* GIVEN INSTRUCTION: Return the complete listing that follows, with each line reproduced exactly.

****

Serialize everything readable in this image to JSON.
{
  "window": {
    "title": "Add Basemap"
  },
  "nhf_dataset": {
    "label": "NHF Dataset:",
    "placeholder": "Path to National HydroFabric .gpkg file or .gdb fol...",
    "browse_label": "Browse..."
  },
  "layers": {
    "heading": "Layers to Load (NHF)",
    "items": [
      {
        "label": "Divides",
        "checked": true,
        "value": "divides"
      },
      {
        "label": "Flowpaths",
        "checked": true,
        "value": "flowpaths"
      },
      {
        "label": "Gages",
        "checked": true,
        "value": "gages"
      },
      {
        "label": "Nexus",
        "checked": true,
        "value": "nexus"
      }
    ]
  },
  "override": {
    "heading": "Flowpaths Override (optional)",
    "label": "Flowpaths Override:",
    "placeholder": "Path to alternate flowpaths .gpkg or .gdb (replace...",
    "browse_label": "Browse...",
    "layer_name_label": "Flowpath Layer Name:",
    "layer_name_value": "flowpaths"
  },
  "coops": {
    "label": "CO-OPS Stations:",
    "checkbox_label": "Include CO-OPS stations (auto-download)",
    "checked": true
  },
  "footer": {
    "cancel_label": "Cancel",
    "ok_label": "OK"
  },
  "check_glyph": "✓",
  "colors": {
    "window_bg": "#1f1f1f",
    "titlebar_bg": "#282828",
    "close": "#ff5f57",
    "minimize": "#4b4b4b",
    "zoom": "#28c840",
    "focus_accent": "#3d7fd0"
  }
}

****

* SOLUTION:
Serialize everything readable in this image to JSON.
{
  "window": {
    "title": "Add Basemap"
  },
  "nhf_dataset": {
    "label": "NHF Dataset:",
    "placeholder": "Path to National HydroFabric .gpkg file or .gdb fol...",
    "browse_label": "Browse..."
  },
  "layers": {
    "heading": "Layers to Load (NHF)",
    "items": [
      {
        "label": "Divides",
        "checked": true,
        "value": "divides"
      },
      {
        "label": "Flowpaths",
        "checked": true,
        "value": "flowpaths"
      },
      {
        "label": "Gages",
        "checked": true,
        "value": "gages"
      },
      {
        "label": "Nexus",
        "checked": true,
        "value": "nexus"
      }
    ]
  },
  "override": {
    "heading": "Flowpaths Override (optional)",
    "label": "Flowpaths Override:",
    "placeholder": "Path to alternate flowpaths .gpkg or .gdb (replace...",
    "browse_label": "Browse...",
    "layer_name_label": "Flowpath Layer Name:",
    "layer_name_value": "flowpaths"
  },
  "coops": {
    "label": "CO-OPS Stations:",
    "checkbox_label": "Include CO-OPS stations (auto-download)",
    "checked": true
  },
  "footer": {
    "cancel_label": "Cancel",
    "ok_label": "OK"
  },
  "check_glyph": "✓",
  "colors": {
    "window_bg": "#1f1f1f",
    "titlebar_bg": "#282828",
    "close": "#ff5f57",
    "minimize": "#4b4b4b",
    "zoom": "#28c840",
    "focus_accent": "#3d7fd0"
  }
}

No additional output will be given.